▼

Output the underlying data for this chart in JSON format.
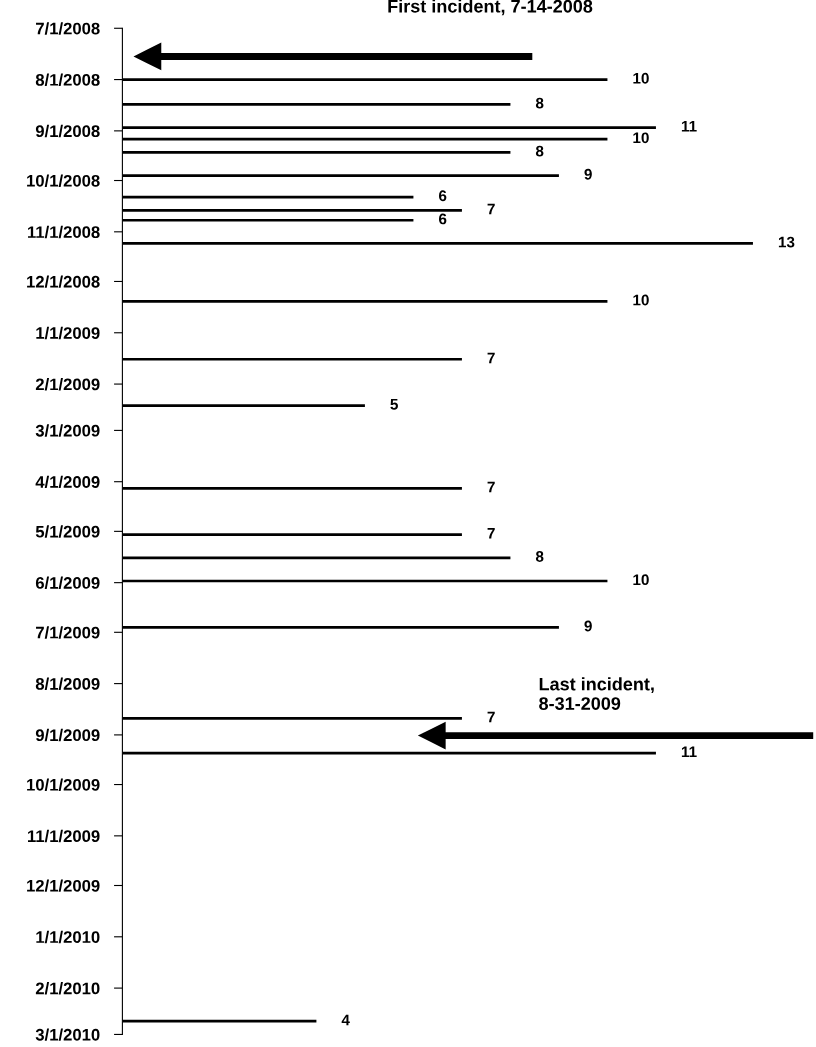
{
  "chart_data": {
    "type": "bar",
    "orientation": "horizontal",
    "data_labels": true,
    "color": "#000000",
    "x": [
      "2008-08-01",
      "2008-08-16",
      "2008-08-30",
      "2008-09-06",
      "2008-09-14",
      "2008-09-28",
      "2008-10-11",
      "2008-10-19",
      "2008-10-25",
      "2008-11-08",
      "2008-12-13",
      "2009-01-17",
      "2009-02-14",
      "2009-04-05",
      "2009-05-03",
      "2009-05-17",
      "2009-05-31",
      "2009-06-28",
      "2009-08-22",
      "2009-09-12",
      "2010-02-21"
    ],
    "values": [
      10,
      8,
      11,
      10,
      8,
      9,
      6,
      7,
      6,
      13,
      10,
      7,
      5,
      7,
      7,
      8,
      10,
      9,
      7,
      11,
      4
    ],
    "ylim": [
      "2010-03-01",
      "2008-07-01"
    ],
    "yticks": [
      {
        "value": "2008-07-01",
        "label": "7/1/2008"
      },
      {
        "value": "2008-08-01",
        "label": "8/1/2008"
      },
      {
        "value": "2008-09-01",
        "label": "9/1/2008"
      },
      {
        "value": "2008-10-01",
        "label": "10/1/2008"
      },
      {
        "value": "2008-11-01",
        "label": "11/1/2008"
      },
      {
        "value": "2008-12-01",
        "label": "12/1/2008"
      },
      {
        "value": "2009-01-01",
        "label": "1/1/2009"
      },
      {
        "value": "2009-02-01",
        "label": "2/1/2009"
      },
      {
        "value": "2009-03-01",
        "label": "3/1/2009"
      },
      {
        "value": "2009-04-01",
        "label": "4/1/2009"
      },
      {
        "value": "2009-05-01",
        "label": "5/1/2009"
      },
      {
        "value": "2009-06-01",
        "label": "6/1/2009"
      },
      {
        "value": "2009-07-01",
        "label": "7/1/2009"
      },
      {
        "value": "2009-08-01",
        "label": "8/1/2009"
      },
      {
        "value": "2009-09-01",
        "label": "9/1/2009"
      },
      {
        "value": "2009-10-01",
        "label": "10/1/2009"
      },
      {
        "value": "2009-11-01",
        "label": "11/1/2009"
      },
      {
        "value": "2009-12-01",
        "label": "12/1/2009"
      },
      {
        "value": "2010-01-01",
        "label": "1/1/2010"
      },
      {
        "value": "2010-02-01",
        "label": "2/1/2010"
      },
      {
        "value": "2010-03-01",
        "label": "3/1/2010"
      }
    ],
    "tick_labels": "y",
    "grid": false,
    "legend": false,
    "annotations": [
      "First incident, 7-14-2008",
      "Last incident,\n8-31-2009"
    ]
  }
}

▲

Leave out the pictures and copy every record above exactly.

_THE REPLY_:
Output the underlying data for this chart in JSON format.
{
  "chart_data": {
    "type": "bar",
    "orientation": "horizontal",
    "data_labels": true,
    "color": "#000000",
    "x": [
      "2008-08-01",
      "2008-08-16",
      "2008-08-30",
      "2008-09-06",
      "2008-09-14",
      "2008-09-28",
      "2008-10-11",
      "2008-10-19",
      "2008-10-25",
      "2008-11-08",
      "2008-12-13",
      "2009-01-17",
      "2009-02-14",
      "2009-04-05",
      "2009-05-03",
      "2009-05-17",
      "2009-05-31",
      "2009-06-28",
      "2009-08-22",
      "2009-09-12",
      "2010-02-21"
    ],
    "values": [
      10,
      8,
      11,
      10,
      8,
      9,
      6,
      7,
      6,
      13,
      10,
      7,
      5,
      7,
      7,
      8,
      10,
      9,
      7,
      11,
      4
    ],
    "ylim": [
      "2010-03-01",
      "2008-07-01"
    ],
    "yticks": [
      {
        "value": "2008-07-01",
        "label": "7/1/2008"
      },
      {
        "value": "2008-08-01",
        "label": "8/1/2008"
      },
      {
        "value": "2008-09-01",
        "label": "9/1/2008"
      },
      {
        "value": "2008-10-01",
        "label": "10/1/2008"
      },
      {
        "value": "2008-11-01",
        "label": "11/1/2008"
      },
      {
        "value": "2008-12-01",
        "label": "12/1/2008"
      },
      {
        "value": "2009-01-01",
        "label": "1/1/2009"
      },
      {
        "value": "2009-02-01",
        "label": "2/1/2009"
      },
      {
        "value": "2009-03-01",
        "label": "3/1/2009"
      },
      {
        "value": "2009-04-01",
        "label": "4/1/2009"
      },
      {
        "value": "2009-05-01",
        "label": "5/1/2009"
      },
      {
        "value": "2009-06-01",
        "label": "6/1/2009"
      },
      {
        "value": "2009-07-01",
        "label": "7/1/2009"
      },
      {
        "value": "2009-08-01",
        "label": "8/1/2009"
      },
      {
        "value": "2009-09-01",
        "label": "9/1/2009"
      },
      {
        "value": "2009-10-01",
        "label": "10/1/2009"
      },
      {
        "value": "2009-11-01",
        "label": "11/1/2009"
      },
      {
        "value": "2009-12-01",
        "label": "12/1/2009"
      },
      {
        "value": "2010-01-01",
        "label": "1/1/2010"
      },
      {
        "value": "2010-02-01",
        "label": "2/1/2010"
      },
      {
        "value": "2010-03-01",
        "label": "3/1/2010"
      }
    ],
    "tick_labels": "y",
    "grid": false,
    "legend": false,
    "annotations": [
      "First incident, 7-14-2008",
      "Last incident,\n8-31-2009"
    ]
  }
}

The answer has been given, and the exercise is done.